━━ Extracted records

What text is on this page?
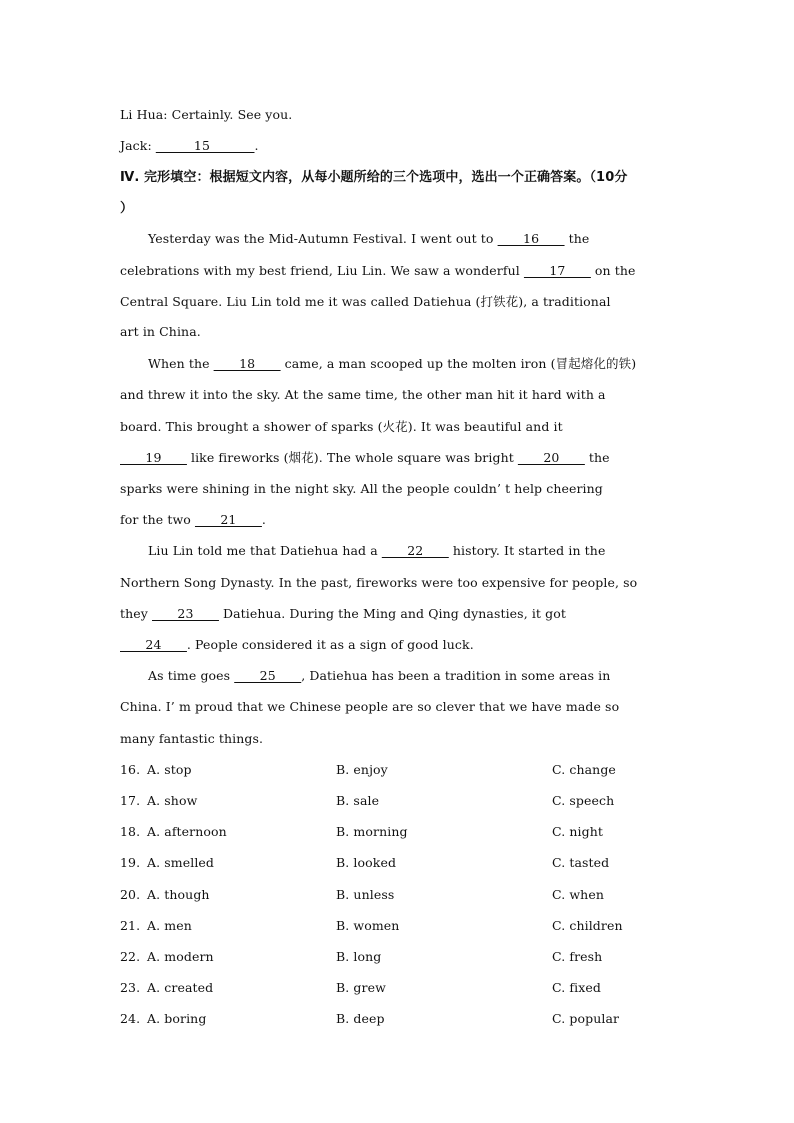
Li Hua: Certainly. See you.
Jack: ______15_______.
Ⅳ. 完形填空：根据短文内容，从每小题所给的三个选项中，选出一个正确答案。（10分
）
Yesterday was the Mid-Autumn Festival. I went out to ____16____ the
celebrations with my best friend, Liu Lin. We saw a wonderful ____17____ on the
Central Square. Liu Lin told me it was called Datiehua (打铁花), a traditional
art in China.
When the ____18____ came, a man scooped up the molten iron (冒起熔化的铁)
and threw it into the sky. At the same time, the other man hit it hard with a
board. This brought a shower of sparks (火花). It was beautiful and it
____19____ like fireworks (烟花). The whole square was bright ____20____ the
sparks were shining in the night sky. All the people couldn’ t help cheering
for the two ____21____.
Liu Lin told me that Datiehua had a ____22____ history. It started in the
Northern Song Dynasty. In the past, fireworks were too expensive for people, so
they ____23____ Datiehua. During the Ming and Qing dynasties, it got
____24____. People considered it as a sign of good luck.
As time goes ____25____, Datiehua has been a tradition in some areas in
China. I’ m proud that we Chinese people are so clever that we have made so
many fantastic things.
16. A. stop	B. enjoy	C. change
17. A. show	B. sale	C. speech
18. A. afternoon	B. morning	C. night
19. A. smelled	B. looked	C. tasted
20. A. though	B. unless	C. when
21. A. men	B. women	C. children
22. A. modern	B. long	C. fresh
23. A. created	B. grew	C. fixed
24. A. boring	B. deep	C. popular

━━━━

Scan the data for the word "night" and copy every line where it shows up.

sparks were shining in the night sky. All the people couldn’ t help cheering
18. A. afternoon	B. morning	C. night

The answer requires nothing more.